Description of the task:
Review the listing and copy each line that holds the word "jedzeniem".

Available records:
□ □ □ □
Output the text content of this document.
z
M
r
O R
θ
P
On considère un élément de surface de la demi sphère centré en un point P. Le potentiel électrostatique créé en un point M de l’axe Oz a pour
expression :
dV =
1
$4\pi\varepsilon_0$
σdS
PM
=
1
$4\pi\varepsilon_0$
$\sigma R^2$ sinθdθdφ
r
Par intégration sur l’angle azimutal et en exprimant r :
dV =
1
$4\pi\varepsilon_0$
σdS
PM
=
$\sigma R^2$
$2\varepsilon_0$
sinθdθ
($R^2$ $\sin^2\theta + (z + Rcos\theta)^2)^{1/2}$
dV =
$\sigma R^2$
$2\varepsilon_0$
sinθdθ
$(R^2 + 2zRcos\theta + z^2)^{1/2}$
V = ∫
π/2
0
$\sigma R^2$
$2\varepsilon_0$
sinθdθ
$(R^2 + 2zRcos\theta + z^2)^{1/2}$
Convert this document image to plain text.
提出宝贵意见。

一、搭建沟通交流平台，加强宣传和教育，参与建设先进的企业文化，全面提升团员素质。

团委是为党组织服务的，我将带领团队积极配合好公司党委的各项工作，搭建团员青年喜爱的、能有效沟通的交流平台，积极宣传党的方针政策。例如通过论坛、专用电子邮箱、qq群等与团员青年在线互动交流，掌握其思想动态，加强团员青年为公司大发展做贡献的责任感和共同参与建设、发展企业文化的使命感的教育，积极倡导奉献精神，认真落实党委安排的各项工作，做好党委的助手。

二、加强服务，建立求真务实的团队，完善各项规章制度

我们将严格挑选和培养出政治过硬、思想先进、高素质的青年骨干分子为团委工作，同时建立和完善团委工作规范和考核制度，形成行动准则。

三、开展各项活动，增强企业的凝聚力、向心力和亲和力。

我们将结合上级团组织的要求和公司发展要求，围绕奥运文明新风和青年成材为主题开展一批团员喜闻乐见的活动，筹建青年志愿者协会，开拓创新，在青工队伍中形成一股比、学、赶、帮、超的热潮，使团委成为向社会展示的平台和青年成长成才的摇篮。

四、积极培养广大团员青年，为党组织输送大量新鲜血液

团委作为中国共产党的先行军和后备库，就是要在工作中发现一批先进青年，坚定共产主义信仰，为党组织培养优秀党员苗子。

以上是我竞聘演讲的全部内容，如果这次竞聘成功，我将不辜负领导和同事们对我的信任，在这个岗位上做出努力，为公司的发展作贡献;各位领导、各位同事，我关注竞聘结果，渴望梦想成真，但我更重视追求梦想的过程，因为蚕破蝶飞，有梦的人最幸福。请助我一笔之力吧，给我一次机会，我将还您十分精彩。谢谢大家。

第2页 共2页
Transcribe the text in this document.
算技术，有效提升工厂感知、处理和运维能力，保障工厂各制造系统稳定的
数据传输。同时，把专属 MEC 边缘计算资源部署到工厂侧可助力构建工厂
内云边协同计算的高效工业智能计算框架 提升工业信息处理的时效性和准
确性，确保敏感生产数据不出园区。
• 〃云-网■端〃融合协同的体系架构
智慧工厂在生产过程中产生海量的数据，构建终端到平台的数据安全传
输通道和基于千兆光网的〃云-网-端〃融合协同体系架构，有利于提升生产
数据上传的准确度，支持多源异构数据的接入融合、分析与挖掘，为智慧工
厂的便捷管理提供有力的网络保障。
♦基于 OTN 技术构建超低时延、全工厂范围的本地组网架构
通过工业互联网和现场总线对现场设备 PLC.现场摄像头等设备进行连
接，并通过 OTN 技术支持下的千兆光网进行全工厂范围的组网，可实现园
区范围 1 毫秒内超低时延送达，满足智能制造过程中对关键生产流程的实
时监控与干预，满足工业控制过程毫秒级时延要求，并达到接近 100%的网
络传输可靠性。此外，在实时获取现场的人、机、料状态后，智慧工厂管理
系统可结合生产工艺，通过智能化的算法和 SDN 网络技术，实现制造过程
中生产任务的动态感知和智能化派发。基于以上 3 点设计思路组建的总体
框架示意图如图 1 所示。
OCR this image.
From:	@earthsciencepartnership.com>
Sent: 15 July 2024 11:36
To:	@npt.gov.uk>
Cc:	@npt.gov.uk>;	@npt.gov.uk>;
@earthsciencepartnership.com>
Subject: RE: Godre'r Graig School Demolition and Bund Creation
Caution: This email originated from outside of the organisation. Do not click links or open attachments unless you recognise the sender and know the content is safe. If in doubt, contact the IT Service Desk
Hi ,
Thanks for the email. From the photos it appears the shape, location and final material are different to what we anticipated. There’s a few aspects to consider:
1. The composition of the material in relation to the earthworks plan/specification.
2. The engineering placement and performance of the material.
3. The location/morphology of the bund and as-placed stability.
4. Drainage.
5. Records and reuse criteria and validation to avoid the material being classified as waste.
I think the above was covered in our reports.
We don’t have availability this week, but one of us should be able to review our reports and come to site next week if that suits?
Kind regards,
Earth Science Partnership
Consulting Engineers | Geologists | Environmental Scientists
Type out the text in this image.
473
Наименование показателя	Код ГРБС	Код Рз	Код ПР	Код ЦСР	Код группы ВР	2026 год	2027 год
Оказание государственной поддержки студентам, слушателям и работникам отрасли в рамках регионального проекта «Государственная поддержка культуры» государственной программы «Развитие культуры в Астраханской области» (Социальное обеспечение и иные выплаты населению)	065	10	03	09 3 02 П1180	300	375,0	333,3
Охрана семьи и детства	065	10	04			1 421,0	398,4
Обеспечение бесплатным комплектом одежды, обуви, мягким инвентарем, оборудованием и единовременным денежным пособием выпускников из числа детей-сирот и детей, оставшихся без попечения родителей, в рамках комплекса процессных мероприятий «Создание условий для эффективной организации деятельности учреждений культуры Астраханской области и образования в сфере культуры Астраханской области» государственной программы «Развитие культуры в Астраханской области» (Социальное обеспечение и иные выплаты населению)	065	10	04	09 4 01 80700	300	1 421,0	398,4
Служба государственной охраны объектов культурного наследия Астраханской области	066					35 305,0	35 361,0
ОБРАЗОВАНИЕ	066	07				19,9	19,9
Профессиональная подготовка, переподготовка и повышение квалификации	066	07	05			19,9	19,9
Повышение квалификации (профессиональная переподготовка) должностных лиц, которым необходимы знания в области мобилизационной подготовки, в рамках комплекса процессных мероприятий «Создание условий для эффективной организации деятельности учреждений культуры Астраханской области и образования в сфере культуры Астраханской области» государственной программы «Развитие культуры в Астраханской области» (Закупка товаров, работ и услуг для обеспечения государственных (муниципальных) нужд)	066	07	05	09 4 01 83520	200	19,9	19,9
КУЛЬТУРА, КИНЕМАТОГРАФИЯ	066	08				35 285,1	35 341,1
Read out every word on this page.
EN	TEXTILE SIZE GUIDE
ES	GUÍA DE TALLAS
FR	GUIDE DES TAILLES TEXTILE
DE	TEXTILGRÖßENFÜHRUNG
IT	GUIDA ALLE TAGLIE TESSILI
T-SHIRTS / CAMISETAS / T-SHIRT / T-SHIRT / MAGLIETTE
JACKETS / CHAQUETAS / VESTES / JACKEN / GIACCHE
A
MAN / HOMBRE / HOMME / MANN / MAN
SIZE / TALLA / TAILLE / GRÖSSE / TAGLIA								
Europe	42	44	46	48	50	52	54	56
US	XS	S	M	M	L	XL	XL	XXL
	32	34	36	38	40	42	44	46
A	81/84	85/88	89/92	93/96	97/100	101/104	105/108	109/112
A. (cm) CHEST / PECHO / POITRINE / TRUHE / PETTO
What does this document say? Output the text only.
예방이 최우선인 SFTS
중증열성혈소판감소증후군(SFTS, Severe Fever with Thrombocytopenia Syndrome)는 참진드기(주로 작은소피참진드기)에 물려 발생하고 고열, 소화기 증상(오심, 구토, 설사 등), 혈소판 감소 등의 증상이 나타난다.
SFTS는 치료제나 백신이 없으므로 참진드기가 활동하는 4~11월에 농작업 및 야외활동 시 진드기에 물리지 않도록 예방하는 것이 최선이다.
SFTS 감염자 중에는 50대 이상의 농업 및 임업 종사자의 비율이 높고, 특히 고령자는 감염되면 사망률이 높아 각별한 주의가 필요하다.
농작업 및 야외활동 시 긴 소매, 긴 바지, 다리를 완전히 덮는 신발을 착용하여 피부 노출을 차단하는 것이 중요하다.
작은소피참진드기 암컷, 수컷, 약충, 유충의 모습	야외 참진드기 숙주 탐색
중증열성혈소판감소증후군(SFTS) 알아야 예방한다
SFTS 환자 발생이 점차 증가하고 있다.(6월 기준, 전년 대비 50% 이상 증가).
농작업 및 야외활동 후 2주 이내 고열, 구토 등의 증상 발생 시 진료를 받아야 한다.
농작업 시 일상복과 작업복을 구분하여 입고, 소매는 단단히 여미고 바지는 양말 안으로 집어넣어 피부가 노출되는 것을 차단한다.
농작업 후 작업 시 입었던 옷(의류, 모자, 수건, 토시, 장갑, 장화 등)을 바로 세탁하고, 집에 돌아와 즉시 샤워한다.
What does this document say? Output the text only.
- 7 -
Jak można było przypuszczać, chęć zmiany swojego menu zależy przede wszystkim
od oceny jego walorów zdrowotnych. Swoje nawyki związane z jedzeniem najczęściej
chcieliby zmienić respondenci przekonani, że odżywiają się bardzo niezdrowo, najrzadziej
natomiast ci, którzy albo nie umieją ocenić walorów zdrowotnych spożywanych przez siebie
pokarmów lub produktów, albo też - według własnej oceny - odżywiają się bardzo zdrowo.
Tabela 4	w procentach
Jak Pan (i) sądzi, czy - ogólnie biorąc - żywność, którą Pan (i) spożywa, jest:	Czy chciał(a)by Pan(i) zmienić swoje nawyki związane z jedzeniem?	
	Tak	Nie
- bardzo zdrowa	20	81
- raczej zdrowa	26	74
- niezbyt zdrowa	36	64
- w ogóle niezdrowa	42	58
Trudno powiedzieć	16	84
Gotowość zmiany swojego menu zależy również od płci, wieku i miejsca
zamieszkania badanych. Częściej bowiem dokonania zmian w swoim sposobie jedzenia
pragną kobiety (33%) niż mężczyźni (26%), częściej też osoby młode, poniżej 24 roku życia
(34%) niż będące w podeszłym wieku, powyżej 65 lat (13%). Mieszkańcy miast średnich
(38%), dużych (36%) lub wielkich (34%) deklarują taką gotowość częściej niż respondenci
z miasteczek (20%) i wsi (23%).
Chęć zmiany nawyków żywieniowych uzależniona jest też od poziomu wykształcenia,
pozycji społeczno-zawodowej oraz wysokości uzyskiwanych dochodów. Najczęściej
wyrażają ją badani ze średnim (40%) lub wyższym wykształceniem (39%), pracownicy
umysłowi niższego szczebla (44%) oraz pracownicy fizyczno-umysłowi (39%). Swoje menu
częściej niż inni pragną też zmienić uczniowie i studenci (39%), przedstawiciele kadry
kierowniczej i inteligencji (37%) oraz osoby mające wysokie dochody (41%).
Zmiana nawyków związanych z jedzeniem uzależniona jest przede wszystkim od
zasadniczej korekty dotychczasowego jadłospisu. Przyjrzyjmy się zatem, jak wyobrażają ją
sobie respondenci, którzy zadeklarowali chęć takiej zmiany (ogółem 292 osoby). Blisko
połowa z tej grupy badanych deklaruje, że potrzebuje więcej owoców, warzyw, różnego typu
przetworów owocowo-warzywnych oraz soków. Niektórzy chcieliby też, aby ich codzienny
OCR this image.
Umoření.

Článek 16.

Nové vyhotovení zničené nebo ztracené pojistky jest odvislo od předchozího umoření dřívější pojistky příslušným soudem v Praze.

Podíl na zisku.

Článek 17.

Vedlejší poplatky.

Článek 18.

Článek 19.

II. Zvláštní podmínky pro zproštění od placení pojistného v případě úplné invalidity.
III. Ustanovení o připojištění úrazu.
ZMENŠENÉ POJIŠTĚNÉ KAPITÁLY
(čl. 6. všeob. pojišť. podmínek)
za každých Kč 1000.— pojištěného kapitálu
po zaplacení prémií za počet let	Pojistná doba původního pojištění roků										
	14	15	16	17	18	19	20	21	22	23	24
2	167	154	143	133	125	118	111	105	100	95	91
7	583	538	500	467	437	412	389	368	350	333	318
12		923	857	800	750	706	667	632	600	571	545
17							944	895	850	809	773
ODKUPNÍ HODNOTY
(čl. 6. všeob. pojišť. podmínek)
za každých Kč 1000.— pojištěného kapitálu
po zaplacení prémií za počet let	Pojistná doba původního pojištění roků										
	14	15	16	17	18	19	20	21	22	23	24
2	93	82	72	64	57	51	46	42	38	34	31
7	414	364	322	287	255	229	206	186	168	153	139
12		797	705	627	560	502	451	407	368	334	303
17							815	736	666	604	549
□ □ □ □
Solution:
od oceny jego walorów zdrowotnych. Swoje nawyki związane z jedzeniem najczęściej
Jak Pan (i) sądzi, czy - ogólnie biorąc - żywność, którą Pan (i) spożywa, jest:	Czy chciał(a)by Pan(i) zmienić swoje nawyki związane z jedzeniem?	
Zmiana nawyków związanych z jedzeniem uzależniona jest przede wszystkim od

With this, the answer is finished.